**Exercise task**.
Look through the lines of the material and count those containing "name". Give that count alone.

**Records shown**.

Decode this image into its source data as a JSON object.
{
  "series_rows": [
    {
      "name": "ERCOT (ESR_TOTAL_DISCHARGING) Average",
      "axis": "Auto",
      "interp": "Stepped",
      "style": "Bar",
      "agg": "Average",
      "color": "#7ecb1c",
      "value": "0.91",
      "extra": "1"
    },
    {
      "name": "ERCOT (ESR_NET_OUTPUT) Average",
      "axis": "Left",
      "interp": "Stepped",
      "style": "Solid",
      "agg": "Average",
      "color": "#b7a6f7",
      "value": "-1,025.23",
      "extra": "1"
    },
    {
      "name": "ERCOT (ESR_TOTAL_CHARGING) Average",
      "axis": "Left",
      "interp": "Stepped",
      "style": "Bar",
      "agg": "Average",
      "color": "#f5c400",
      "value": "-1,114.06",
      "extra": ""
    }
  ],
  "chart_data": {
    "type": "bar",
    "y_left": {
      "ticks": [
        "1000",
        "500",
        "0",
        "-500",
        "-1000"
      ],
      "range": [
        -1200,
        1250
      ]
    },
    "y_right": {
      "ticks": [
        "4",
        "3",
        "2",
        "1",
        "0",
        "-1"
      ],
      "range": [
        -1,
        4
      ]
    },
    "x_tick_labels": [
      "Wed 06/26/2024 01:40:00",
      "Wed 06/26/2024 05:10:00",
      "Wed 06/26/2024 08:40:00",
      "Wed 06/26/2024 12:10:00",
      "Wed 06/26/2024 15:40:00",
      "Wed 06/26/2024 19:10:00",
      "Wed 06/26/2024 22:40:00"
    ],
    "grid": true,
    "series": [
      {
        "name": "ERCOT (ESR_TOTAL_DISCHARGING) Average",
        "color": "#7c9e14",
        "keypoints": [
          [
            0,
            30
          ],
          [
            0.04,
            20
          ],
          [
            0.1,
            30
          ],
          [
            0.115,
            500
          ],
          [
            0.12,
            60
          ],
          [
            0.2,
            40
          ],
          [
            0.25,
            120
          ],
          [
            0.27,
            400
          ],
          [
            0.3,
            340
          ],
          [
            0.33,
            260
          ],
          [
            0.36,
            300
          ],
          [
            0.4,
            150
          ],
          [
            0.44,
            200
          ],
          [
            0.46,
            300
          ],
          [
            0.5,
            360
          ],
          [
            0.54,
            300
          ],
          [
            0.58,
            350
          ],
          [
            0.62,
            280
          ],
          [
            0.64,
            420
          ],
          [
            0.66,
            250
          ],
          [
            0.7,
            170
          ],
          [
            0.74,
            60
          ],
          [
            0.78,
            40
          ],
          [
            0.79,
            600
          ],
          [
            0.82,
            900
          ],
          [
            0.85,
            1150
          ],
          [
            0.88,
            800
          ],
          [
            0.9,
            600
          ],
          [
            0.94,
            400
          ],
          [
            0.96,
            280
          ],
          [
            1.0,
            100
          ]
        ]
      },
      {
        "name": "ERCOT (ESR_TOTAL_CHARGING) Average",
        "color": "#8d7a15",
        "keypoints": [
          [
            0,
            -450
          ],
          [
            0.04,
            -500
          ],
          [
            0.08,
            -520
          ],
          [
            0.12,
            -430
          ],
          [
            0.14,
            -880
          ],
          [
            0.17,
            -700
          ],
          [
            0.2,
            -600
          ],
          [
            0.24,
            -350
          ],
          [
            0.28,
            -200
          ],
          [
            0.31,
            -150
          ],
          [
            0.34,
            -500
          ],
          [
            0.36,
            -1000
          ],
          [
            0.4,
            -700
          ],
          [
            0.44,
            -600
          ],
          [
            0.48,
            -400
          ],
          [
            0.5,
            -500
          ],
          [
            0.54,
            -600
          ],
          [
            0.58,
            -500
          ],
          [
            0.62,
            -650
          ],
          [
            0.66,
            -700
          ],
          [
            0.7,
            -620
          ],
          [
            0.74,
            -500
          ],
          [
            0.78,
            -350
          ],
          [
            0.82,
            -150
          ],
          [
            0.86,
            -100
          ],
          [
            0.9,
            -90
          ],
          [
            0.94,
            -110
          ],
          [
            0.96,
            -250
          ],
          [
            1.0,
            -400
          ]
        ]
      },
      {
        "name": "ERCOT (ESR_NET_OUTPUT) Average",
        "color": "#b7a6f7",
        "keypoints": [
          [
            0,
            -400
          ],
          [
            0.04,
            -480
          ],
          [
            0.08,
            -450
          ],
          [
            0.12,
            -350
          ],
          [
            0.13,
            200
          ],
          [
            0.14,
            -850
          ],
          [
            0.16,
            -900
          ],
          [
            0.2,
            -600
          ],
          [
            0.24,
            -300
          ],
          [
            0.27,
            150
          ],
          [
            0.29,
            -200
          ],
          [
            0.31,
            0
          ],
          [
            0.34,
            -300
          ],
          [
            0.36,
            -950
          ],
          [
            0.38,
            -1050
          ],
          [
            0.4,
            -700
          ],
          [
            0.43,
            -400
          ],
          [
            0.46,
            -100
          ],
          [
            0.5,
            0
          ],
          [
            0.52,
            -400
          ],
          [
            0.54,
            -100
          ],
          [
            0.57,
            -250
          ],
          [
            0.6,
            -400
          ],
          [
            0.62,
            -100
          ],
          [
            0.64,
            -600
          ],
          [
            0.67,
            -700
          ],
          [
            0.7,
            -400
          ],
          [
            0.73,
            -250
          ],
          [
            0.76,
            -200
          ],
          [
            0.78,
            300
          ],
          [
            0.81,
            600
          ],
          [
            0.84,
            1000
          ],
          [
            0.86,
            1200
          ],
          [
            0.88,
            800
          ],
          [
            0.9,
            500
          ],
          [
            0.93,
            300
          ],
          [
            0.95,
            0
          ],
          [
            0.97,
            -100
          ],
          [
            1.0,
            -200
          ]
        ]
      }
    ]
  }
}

**Exercise response**.
6